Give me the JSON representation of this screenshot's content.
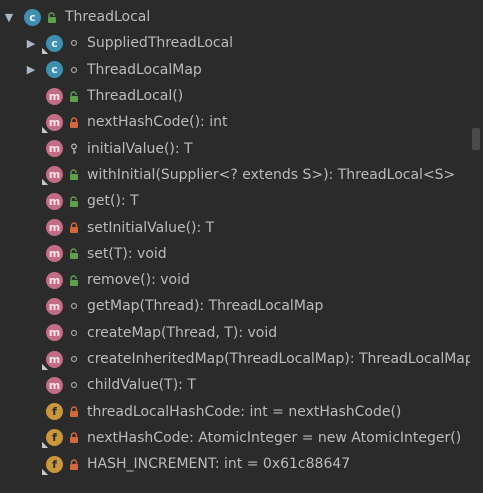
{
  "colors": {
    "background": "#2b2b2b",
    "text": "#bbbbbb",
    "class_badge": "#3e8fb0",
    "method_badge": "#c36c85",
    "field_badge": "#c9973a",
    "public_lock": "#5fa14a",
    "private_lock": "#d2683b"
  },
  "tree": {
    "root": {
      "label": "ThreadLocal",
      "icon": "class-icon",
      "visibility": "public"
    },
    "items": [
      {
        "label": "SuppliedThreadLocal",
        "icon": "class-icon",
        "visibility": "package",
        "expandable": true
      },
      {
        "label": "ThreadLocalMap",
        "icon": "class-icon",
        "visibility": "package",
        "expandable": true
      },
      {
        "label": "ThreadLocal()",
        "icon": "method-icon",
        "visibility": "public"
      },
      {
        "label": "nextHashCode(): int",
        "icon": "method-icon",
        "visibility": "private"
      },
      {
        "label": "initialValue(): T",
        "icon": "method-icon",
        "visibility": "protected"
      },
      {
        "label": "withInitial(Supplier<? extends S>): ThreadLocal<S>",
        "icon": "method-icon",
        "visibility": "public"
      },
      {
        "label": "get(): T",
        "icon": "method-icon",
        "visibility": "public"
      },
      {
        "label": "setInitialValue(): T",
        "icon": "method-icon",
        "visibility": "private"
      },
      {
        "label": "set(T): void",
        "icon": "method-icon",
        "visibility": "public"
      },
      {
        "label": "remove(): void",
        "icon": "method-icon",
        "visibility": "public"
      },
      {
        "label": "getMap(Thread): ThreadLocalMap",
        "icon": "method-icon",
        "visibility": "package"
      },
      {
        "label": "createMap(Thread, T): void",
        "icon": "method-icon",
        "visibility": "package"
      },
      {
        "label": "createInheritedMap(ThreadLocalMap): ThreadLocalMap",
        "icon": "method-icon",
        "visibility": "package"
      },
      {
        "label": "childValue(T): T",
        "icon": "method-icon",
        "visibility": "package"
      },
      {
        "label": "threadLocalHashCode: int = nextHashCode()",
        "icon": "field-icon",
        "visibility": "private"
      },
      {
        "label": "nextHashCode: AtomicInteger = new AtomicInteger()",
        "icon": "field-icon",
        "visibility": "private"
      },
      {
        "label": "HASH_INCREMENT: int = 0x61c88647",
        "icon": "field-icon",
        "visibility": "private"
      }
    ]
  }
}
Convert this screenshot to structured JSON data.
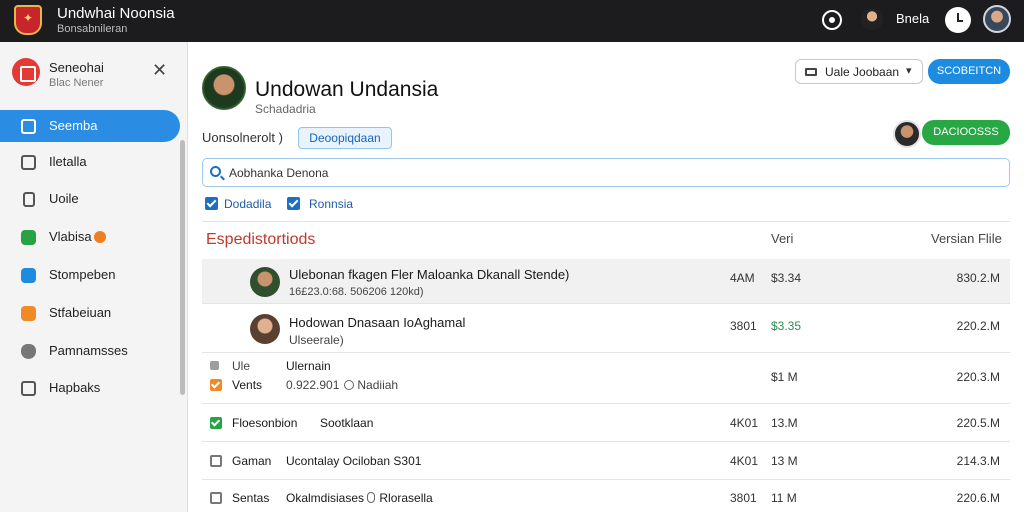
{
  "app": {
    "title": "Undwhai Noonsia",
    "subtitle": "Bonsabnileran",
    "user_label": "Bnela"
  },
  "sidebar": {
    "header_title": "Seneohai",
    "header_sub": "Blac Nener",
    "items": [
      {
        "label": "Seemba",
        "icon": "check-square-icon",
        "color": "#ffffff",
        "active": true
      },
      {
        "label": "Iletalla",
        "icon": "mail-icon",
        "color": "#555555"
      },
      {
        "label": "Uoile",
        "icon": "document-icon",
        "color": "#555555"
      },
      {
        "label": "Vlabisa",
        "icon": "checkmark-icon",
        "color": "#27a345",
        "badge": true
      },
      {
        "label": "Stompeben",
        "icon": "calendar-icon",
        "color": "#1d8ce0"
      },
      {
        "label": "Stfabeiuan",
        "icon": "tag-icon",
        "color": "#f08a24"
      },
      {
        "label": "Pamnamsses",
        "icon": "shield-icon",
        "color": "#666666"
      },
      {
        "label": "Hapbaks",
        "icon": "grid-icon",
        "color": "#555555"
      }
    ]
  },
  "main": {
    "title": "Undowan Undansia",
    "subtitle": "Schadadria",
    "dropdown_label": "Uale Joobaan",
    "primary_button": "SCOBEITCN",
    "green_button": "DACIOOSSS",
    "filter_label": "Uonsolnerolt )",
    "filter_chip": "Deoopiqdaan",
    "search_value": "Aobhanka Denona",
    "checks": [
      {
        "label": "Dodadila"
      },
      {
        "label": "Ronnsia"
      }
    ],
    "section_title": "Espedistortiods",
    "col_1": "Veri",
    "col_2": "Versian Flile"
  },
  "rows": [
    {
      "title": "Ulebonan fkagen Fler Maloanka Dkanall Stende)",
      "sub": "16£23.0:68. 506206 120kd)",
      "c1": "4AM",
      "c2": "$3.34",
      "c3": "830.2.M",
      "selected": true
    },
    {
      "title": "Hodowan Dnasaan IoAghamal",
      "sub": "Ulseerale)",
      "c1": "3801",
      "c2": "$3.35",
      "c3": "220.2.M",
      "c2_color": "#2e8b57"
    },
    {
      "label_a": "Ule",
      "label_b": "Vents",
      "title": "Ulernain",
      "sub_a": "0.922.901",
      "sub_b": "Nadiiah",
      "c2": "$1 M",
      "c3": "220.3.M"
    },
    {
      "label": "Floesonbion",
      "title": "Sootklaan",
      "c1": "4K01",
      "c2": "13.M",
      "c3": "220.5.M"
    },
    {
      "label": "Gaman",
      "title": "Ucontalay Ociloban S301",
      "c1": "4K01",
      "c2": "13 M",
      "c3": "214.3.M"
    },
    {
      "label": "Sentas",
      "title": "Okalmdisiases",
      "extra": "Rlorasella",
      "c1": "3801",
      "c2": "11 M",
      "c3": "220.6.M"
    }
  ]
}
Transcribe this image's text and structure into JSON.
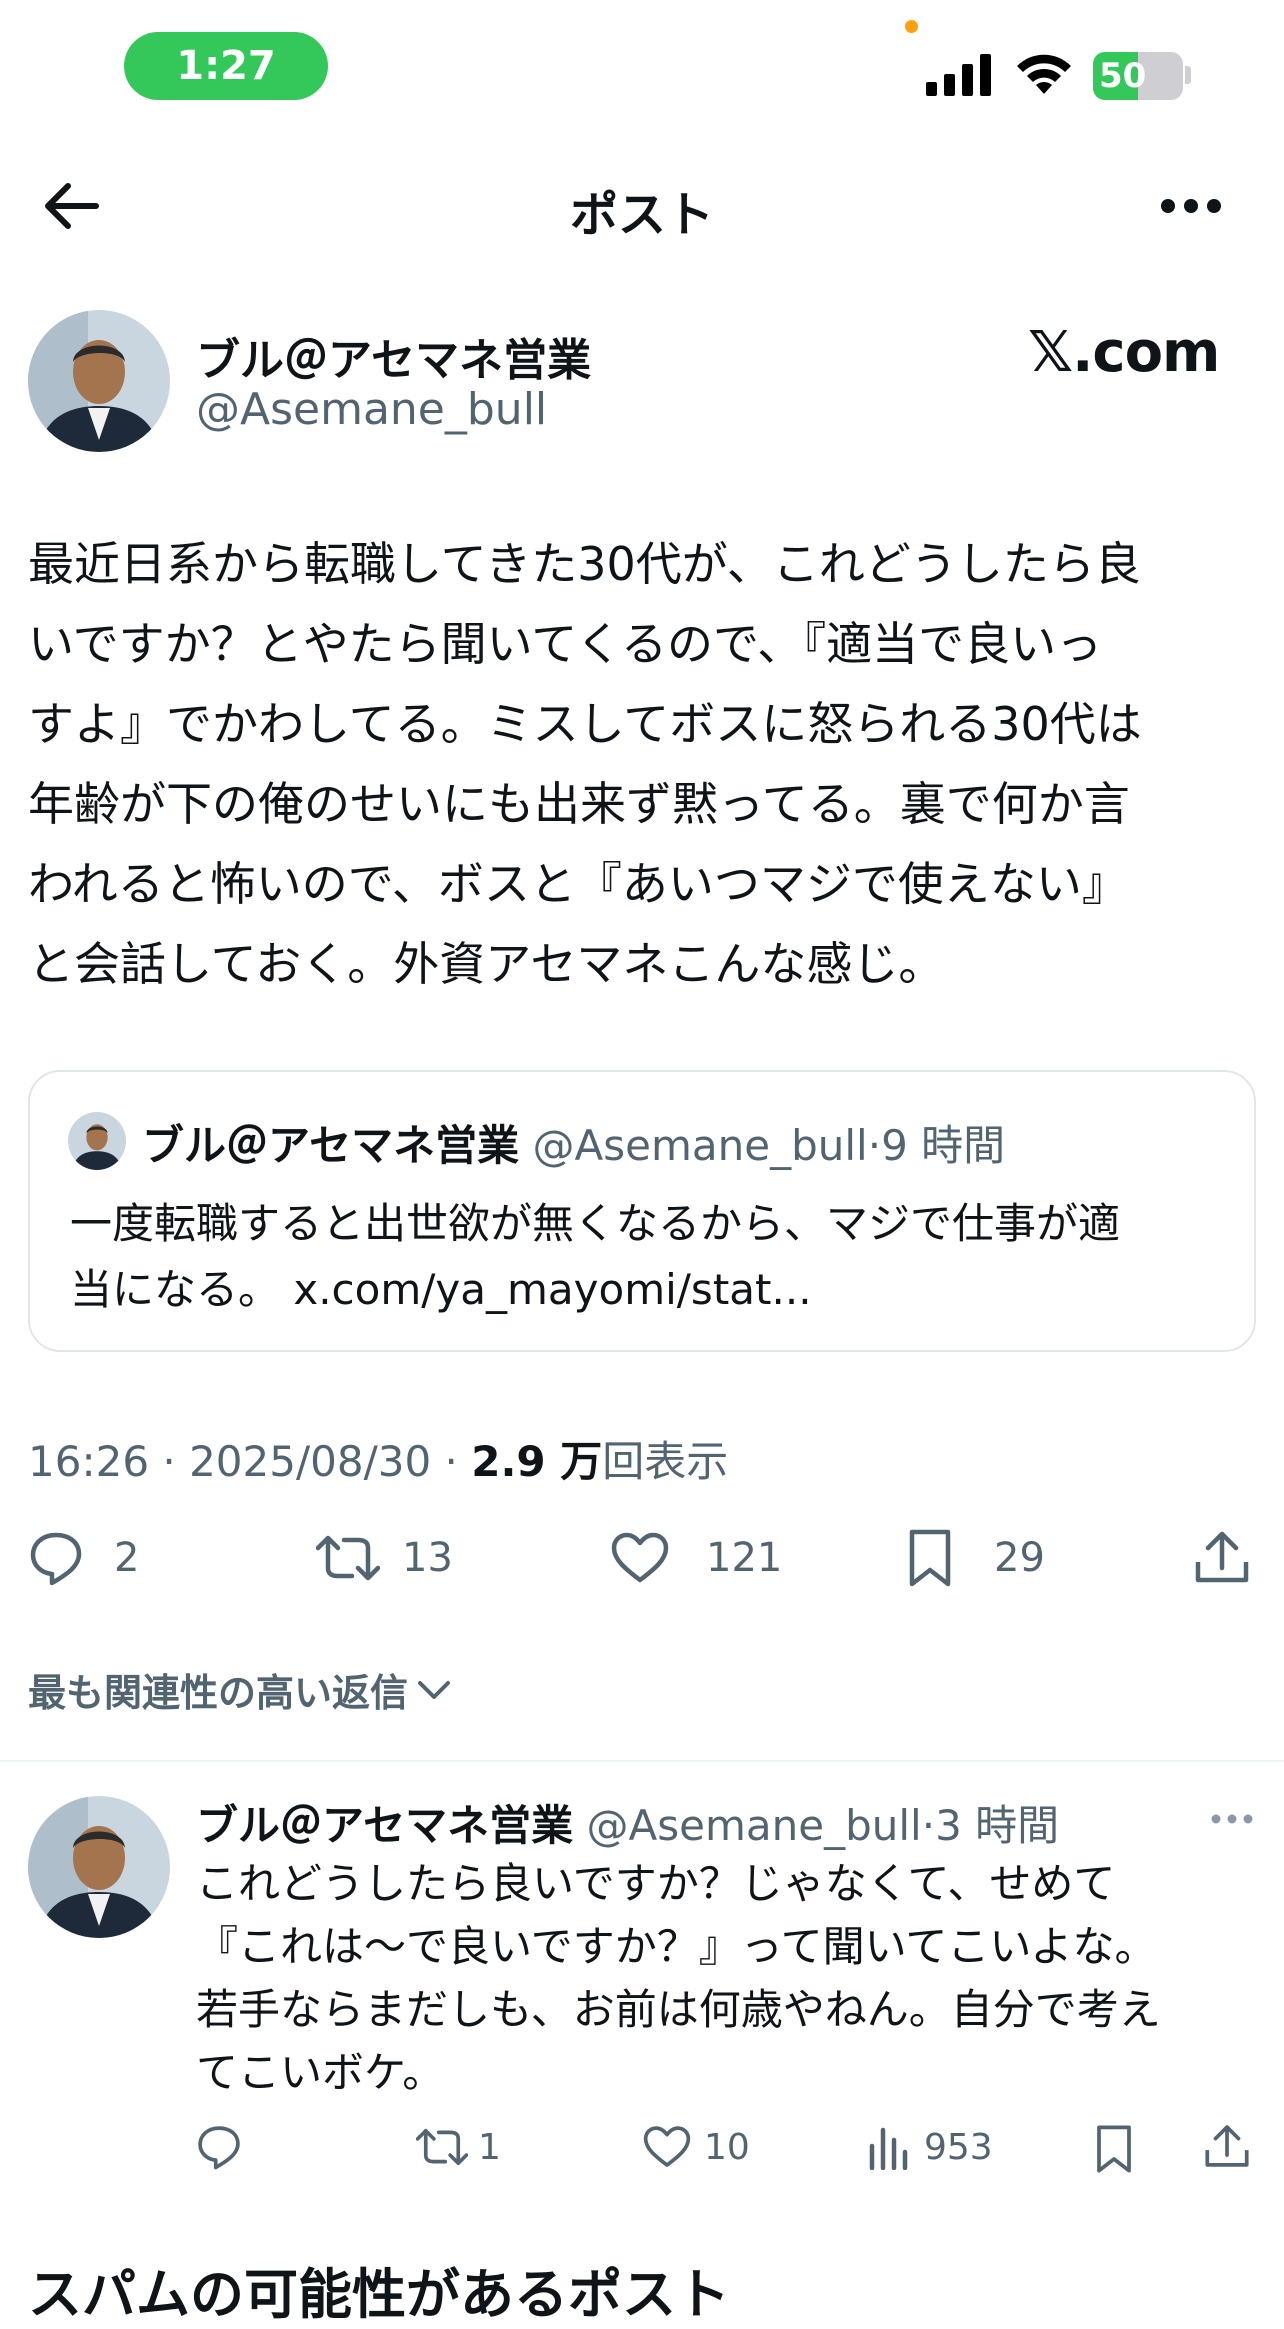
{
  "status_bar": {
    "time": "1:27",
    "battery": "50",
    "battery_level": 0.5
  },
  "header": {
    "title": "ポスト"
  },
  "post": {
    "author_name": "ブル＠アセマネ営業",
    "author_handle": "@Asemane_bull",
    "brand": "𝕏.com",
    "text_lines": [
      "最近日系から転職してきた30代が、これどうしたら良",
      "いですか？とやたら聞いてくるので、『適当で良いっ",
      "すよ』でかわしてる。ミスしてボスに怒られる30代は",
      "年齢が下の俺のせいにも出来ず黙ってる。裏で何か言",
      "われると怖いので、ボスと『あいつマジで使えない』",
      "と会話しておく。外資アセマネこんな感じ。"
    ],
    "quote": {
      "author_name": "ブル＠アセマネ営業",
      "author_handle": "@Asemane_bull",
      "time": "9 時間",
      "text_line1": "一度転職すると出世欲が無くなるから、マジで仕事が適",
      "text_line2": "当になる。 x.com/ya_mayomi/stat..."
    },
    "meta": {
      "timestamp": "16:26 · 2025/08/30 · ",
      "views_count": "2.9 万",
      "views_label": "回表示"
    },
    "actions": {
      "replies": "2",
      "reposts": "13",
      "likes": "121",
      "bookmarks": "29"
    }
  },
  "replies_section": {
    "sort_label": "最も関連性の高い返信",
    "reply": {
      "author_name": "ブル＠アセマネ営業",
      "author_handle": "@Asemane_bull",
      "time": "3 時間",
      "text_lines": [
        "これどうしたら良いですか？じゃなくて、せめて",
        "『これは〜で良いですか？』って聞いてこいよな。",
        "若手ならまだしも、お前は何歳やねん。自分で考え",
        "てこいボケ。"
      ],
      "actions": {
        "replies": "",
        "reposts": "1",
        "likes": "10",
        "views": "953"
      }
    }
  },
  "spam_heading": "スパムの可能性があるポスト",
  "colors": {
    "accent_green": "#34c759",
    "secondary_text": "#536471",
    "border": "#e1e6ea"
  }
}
_ _ _ _ _
● Task prompt:
Reproduce exactly and only the lines from the one with "Transcribe this image's" through the last entry, both included, excluding every picture.

● Written response:
Transcribe this image's text and structure into JSON.
{
  "status_bar": {
    "time": "1:27",
    "battery": "50",
    "battery_level": 0.5
  },
  "header": {
    "title": "ポスト"
  },
  "post": {
    "author_name": "ブル＠アセマネ営業",
    "author_handle": "@Asemane_bull",
    "brand": "𝕏.com",
    "text_lines": [
      "最近日系から転職してきた30代が、これどうしたら良",
      "いですか？とやたら聞いてくるので、『適当で良いっ",
      "すよ』でかわしてる。ミスしてボスに怒られる30代は",
      "年齢が下の俺のせいにも出来ず黙ってる。裏で何か言",
      "われると怖いので、ボスと『あいつマジで使えない』",
      "と会話しておく。外資アセマネこんな感じ。"
    ],
    "quote": {
      "author_name": "ブル＠アセマネ営業",
      "author_handle": "@Asemane_bull",
      "time": "9 時間",
      "text_line1": "一度転職すると出世欲が無くなるから、マジで仕事が適",
      "text_line2": "当になる。 x.com/ya_mayomi/stat..."
    },
    "meta": {
      "timestamp": "16:26 · 2025/08/30 · ",
      "views_count": "2.9 万",
      "views_label": "回表示"
    },
    "actions": {
      "replies": "2",
      "reposts": "13",
      "likes": "121",
      "bookmarks": "29"
    }
  },
  "replies_section": {
    "sort_label": "最も関連性の高い返信",
    "reply": {
      "author_name": "ブル＠アセマネ営業",
      "author_handle": "@Asemane_bull",
      "time": "3 時間",
      "text_lines": [
        "これどうしたら良いですか？じゃなくて、せめて",
        "『これは〜で良いですか？』って聞いてこいよな。",
        "若手ならまだしも、お前は何歳やねん。自分で考え",
        "てこいボケ。"
      ],
      "actions": {
        "replies": "",
        "reposts": "1",
        "likes": "10",
        "views": "953"
      }
    }
  },
  "spam_heading": "スパムの可能性があるポスト",
  "colors": {
    "accent_green": "#34c759",
    "secondary_text": "#536471",
    "border": "#e1e6ea"
  }
}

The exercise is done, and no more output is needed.